--- Begin Page text ---

If a sample name is supplied then outputs are limited to those for that sample
- Parameters:
project (AnalysisProject) – project to generate output names for
sample_name (str) – sample to limit outputs to
prefix (str) – directory for outputs (defaults to “cellranger_count”)
- Returns:
cellranger count outputs (without leading paths)
- Return type:
tuple
- auto_process_ngs.qc.outputs.cellranger_atac_count_output(project, sample_name=None, prefix='cellranger_count')
Generate list of ‘cellranger-atac count’ outputs
Given an AnalysisProject, the outputs from ‘cellranger-atac count’ will look like:
{PREFIX}/{SAMPLE_n}/outs/summary.csv
{PREFIX}/{SAMPLE_n}/outs/web_summary.html
for each SAMPLE_n in the project.
If a sample name is supplied then outputs are limited to those for that sample
- Parameters:
project (AnalysisProject) – project to generate output names for
sample_name (str) – sample to limit outputs to
prefix (str) – directory for outputs (defaults to “cellranger_count”)
- Returns:
cellranger count outputs (without leading paths)
- Return type:
tuple
- auto_process_ngs.qc.outputs.cellranger_count_output(project, sample_name=None, prefix='cellranger_count')
Generate list of ‘cellranger count’ outputs
Given an AnalysisProject, the outputs from ‘cellranger count’ will look like:
{PREFIX}/{SAMPLE_n}/outs/metrics_summary.csv
{PREFIX}/{SAMPLE_n}/outs/web_summary.html
for each SAMPLE_n in the project.
If a sample name is supplied then outputs are limited to those for that sample
- Parameters:
project (AnalysisProject) – project to generate output names for
sample_name (str) – sample to limit outputs to
prefix (str) – directory for outputs (defaults to “cellranger_count”)
- Returns:
cellranger count outputs (without leading paths)
- Return type:
tuple
- auto_process_ngs.qc.outputs.cellranger_multi_output(project, config_csv, sample_name=None, prefix='cellranger_multi')
Generate list of ‘cellranger multi’ outputs
Given an AnalysisProject, the outputs from ‘cellranger multi’ will look like:
{PREFIX}/outs/multi/multiplexing_analysis/tag_calls_summary.csv
and
{PREFIX}/outs/per_sample_outs/{SAMPLE_n}/metrics_summary.csv
{PREFIX}/outs/per_sample_outs/{SAMPLE_n}/web_summary.html
for each multiplexed SAMPLE_n defined in the config.csv file (nb these are not equivalent to the ‘samples’ defined by the Fastq files in the project).
If a sample name is supplied then outputs are limited to those for that sample; if the supplied config.csv file isn’t found then no outputs will be returned.
- Parameters:
project (AnalysisProject) – project to generate output names for
config_csv (str) – path to the cellranger multi config.csv file
sample_name (str) – multiplexed sample to limit outputs to (optional)

--- End Page text ---
--- Begin Supplied data ---

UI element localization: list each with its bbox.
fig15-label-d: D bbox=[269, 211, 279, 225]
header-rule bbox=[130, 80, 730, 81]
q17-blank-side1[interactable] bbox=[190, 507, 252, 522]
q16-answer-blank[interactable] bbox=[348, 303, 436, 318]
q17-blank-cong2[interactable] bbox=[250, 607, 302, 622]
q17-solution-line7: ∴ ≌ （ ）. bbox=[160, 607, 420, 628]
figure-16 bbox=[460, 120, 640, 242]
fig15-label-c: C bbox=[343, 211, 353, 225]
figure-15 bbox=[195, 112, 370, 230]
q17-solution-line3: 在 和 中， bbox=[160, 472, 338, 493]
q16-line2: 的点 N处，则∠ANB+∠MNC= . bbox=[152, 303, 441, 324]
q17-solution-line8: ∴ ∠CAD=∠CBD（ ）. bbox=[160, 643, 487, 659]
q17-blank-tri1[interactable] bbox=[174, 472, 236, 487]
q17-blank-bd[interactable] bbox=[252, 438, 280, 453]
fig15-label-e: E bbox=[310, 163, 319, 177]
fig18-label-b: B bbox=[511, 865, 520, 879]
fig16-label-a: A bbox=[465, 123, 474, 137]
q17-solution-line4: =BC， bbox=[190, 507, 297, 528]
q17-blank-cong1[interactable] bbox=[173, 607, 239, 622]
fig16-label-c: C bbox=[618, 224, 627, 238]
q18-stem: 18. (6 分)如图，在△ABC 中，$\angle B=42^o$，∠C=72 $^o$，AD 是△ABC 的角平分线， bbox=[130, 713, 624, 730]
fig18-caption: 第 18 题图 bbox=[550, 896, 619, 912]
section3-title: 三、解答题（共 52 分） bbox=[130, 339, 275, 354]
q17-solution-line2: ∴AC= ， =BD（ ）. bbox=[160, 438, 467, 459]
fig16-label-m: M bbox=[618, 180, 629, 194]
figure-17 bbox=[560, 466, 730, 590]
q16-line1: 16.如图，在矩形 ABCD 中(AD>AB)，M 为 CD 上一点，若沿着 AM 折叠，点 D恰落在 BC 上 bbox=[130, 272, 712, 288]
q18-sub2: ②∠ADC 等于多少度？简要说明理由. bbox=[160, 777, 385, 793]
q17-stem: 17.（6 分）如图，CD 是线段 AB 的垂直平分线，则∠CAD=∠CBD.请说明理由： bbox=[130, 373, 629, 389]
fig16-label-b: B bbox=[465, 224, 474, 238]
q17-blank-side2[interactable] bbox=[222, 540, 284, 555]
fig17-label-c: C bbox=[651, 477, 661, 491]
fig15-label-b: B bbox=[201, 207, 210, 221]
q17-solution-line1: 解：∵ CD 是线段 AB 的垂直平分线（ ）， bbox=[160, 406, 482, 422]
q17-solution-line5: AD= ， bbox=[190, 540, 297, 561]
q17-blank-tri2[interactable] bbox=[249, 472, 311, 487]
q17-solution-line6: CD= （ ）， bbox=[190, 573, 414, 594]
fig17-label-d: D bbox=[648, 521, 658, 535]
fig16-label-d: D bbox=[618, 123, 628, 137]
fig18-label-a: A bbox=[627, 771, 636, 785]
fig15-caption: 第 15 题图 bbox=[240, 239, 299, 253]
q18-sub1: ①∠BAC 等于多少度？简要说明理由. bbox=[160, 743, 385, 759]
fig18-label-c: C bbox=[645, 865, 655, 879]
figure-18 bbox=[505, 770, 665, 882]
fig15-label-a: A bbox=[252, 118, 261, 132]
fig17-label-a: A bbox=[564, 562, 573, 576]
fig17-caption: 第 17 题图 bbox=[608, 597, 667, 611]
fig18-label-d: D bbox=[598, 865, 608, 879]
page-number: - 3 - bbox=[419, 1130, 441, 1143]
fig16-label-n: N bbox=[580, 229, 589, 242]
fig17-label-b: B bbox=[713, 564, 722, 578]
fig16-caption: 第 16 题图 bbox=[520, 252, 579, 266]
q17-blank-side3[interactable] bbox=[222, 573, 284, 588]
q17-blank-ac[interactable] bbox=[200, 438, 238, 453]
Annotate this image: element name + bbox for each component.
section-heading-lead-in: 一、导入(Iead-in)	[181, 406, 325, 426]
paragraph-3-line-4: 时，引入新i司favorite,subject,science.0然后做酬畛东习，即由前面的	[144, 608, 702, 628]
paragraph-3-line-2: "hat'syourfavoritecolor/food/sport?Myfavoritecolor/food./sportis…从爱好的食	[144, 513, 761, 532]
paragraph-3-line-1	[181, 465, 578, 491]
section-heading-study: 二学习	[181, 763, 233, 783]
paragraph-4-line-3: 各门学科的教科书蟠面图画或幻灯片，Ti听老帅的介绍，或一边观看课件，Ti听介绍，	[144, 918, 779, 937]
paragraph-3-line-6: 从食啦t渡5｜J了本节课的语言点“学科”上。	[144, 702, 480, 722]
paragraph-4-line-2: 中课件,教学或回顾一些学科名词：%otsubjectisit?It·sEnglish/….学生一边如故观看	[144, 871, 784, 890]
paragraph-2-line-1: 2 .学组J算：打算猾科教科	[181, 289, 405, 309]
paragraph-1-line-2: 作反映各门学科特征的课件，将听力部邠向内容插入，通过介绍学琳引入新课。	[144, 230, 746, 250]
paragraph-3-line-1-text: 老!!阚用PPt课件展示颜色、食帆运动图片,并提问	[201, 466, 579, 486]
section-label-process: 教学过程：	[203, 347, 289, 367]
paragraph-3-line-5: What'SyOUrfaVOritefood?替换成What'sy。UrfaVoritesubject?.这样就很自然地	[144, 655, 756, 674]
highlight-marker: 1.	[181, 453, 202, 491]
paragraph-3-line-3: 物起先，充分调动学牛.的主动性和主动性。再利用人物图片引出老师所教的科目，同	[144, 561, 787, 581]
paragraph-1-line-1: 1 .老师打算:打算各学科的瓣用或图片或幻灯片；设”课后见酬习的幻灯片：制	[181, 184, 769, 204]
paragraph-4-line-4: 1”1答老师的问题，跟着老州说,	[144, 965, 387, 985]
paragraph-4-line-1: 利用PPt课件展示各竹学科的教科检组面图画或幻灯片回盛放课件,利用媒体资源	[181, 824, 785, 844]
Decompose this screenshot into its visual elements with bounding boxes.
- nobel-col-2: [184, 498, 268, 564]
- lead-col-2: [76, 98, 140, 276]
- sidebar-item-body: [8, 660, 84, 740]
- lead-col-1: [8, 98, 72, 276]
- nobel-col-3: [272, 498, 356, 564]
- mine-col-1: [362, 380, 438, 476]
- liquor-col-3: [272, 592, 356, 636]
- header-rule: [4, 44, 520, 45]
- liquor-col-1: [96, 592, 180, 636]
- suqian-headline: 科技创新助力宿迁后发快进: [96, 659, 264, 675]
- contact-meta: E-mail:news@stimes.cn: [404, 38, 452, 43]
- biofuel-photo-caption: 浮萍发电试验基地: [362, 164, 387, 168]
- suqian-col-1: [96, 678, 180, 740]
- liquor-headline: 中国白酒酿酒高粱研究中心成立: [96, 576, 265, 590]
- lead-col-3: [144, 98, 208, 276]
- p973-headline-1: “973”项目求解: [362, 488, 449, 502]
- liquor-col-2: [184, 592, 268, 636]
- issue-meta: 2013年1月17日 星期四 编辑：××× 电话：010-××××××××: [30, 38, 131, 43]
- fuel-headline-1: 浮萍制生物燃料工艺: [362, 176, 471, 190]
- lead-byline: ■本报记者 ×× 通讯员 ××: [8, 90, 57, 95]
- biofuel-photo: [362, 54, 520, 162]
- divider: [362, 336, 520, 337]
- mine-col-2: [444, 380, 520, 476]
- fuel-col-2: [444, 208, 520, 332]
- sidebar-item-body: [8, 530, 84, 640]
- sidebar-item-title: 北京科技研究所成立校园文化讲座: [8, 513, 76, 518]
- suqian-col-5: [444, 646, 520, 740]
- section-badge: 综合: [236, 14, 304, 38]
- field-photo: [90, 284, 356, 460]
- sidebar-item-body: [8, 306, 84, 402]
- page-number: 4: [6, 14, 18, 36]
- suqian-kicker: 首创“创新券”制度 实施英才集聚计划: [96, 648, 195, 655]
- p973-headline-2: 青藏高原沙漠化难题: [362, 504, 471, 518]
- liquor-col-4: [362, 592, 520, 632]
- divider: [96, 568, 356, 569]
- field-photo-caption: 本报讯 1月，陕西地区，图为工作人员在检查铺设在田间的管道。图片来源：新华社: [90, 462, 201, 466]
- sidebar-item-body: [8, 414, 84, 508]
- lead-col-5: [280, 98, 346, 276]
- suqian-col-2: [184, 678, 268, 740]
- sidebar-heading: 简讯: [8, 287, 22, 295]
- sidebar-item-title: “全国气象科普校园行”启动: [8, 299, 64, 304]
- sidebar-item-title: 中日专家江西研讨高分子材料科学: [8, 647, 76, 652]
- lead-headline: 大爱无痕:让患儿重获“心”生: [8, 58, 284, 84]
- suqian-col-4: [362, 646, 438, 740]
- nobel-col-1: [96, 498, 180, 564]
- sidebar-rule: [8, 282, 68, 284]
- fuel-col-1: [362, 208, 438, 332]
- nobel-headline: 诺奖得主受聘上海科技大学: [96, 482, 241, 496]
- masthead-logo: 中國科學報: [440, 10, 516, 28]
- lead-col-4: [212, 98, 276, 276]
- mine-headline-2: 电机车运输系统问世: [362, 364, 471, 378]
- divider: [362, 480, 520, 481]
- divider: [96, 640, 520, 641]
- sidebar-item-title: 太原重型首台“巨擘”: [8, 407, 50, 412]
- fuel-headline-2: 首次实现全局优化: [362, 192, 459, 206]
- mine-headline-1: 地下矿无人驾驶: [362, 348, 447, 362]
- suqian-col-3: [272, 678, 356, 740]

--- End Supplied data ---

The request: Set down the part of the cellranger output documentation between "Generate list of ‘cellranger multi’" and "will be returned.", inclusive, word for word.

Complete answer:
Generate list of ‘cellranger multi’ outputs
Given an AnalysisProject, the outputs from ‘cellranger multi’ will look like:
{PREFIX}/outs/multi/multiplexing_analysis/tag_calls_summary.csv
and
{PREFIX}/outs/per_sample_outs/{SAMPLE_n}/metrics_summary.csv
{PREFIX}/outs/per_sample_outs/{SAMPLE_n}/web_summary.html
for each multiplexed SAMPLE_n defined in the config.csv file (nb these are not equivalent to the ‘samples’ defined by the Fastq files in the project).
If a sample name is supplied then outputs are limited to those for that sample; if the supplied config.csv file isn’t found then no outputs will be returned.